→ **Problem requirements**
Extract the listing in its entirety, keeping each line identical to the original.

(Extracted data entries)

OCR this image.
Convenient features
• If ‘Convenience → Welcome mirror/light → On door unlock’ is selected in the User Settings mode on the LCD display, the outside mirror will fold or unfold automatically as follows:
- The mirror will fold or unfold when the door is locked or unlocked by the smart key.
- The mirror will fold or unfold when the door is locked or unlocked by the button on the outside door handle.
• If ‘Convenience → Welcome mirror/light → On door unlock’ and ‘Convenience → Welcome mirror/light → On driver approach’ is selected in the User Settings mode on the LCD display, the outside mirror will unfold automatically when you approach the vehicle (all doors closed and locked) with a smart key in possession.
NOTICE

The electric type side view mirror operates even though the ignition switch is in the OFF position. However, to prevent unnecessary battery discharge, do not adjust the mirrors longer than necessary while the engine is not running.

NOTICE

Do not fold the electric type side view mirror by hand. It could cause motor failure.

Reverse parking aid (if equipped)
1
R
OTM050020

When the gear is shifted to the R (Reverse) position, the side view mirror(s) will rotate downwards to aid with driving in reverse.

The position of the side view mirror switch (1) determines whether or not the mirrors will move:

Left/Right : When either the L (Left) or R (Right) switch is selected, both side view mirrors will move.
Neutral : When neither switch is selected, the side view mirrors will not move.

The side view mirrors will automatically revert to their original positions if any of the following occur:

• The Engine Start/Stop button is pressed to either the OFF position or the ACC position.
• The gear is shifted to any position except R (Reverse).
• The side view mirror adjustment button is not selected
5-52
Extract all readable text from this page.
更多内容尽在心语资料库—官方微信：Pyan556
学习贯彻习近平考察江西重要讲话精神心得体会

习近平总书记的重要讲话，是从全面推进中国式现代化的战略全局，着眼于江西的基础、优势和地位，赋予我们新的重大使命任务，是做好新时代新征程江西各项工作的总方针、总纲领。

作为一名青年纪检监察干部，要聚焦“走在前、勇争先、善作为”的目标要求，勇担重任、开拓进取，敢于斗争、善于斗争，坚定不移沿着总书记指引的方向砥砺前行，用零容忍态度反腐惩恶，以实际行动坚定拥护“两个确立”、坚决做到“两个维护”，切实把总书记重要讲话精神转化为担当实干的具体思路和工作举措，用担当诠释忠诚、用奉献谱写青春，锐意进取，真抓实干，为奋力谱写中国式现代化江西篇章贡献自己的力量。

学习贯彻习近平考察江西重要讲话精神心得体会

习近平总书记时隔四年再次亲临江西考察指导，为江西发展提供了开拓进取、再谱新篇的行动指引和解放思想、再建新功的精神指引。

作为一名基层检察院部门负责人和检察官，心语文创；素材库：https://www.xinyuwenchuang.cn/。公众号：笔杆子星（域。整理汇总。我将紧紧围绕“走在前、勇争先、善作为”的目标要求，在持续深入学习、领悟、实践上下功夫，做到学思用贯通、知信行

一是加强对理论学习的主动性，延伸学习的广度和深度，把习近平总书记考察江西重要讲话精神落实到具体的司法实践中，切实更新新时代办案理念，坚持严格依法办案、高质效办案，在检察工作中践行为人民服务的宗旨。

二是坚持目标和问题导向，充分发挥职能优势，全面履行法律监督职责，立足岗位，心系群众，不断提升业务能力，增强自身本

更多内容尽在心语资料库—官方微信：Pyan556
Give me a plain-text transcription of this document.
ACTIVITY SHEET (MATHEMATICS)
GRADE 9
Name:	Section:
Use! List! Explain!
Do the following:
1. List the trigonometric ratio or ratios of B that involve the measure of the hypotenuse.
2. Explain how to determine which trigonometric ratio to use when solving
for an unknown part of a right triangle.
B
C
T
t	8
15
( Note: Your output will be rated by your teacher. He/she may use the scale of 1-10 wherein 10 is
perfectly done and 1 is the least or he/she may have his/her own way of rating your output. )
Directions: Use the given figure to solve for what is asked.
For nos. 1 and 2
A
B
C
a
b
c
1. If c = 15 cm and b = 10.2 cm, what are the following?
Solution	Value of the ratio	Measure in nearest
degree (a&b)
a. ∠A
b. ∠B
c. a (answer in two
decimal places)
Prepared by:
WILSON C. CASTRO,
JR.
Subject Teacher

→ **Worked answer**
OCR this image.
Convenient features
• If ‘Convenience → Welcome mirror/light → On door unlock’ is selected in the User Settings mode on the LCD display, the outside mirror will fold or unfold automatically as follows:
- The mirror will fold or unfold when the door is locked or unlocked by the smart key.
- The mirror will fold or unfold when the door is locked or unlocked by the button on the outside door handle.
• If ‘Convenience → Welcome mirror/light → On door unlock’ and ‘Convenience → Welcome mirror/light → On driver approach’ is selected in the User Settings mode on the LCD display, the outside mirror will unfold automatically when you approach the vehicle (all doors closed and locked) with a smart key in possession.
NOTICE

The electric type side view mirror operates even though the ignition switch is in the OFF position. However, to prevent unnecessary battery discharge, do not adjust the mirrors longer than necessary while the engine is not running.

NOTICE

Do not fold the electric type side view mirror by hand. It could cause motor failure.

Reverse parking aid (if equipped)
1
R
OTM050020

When the gear is shifted to the R (Reverse) position, the side view mirror(s) will rotate downwards to aid with driving in reverse.

The position of the side view mirror switch (1) determines whether or not the mirrors will move:

Left/Right : When either the L (Left) or R (Right) switch is selected, both side view mirrors will move.
Neutral : When neither switch is selected, the side view mirrors will not move.

The side view mirrors will automatically revert to their original positions if any of the following occur:

• The Engine Start/Stop button is pressed to either the OFF position or the ACC position.
• The gear is shifted to any position except R (Reverse).
• The side view mirror adjustment button is not selected
5-52
Extract all readable text from this page.
更多内容尽在心语资料库—官方微信：Pyan556
学习贯彻习近平考察江西重要讲话精神心得体会

习近平总书记的重要讲话，是从全面推进中国式现代化的战略全局，着眼于江西的基础、优势和地位，赋予我们新的重大使命任务，是做好新时代新征程江西各项工作的总方针、总纲领。

作为一名青年纪检监察干部，要聚焦“走在前、勇争先、善作为”的目标要求，勇担重任、开拓进取，敢于斗争、善于斗争，坚定不移沿着总书记指引的方向砥砺前行，用零容忍态度反腐惩恶，以实际行动坚定拥护“两个确立”、坚决做到“两个维护”，切实把总书记重要讲话精神转化为担当实干的具体思路和工作举措，用担当诠释忠诚、用奉献谱写青春，锐意进取，真抓实干，为奋力谱写中国式现代化江西篇章贡献自己的力量。

学习贯彻习近平考察江西重要讲话精神心得体会

习近平总书记时隔四年再次亲临江西考察指导，为江西发展提供了开拓进取、再谱新篇的行动指引和解放思想、再建新功的精神指引。

作为一名基层检察院部门负责人和检察官，心语文创；素材库：https://www.xinyuwenchuang.cn/。公众号：笔杆子星（域。整理汇总。我将紧紧围绕“走在前、勇争先、善作为”的目标要求，在持续深入学习、领悟、实践上下功夫，做到学思用贯通、知信行

一是加强对理论学习的主动性，延伸学习的广度和深度，把习近平总书记考察江西重要讲话精神落实到具体的司法实践中，切实更新新时代办案理念，坚持严格依法办案、高质效办案，在检察工作中践行为人民服务的宗旨。

二是坚持目标和问题导向，充分发挥职能优势，全面履行法律监督职责，立足岗位，心系群众，不断提升业务能力，增强自身本

更多内容尽在心语资料库—官方微信：Pyan556
Give me a plain-text transcription of this document.
ACTIVITY SHEET (MATHEMATICS)
GRADE 9
Name:	Section:
Use! List! Explain!
Do the following:
1. List the trigonometric ratio or ratios of B that involve the measure of the hypotenuse.
2. Explain how to determine which trigonometric ratio to use when solving
for an unknown part of a right triangle.
B
C
T
t	8
15
( Note: Your output will be rated by your teacher. He/she may use the scale of 1-10 wherein 10 is
perfectly done and 1 is the least or he/she may have his/her own way of rating your output. )
Directions: Use the given figure to solve for what is asked.
For nos. 1 and 2
A
B
C
a
b
c
1. If c = 15 cm and b = 10.2 cm, what are the following?
Solution	Value of the ratio	Measure in nearest
degree (a&b)
a. ∠A
b. ∠B
c. a (answer in two
decimal places)
Prepared by:
WILSON C. CASTRO,
JR.
Subject Teacher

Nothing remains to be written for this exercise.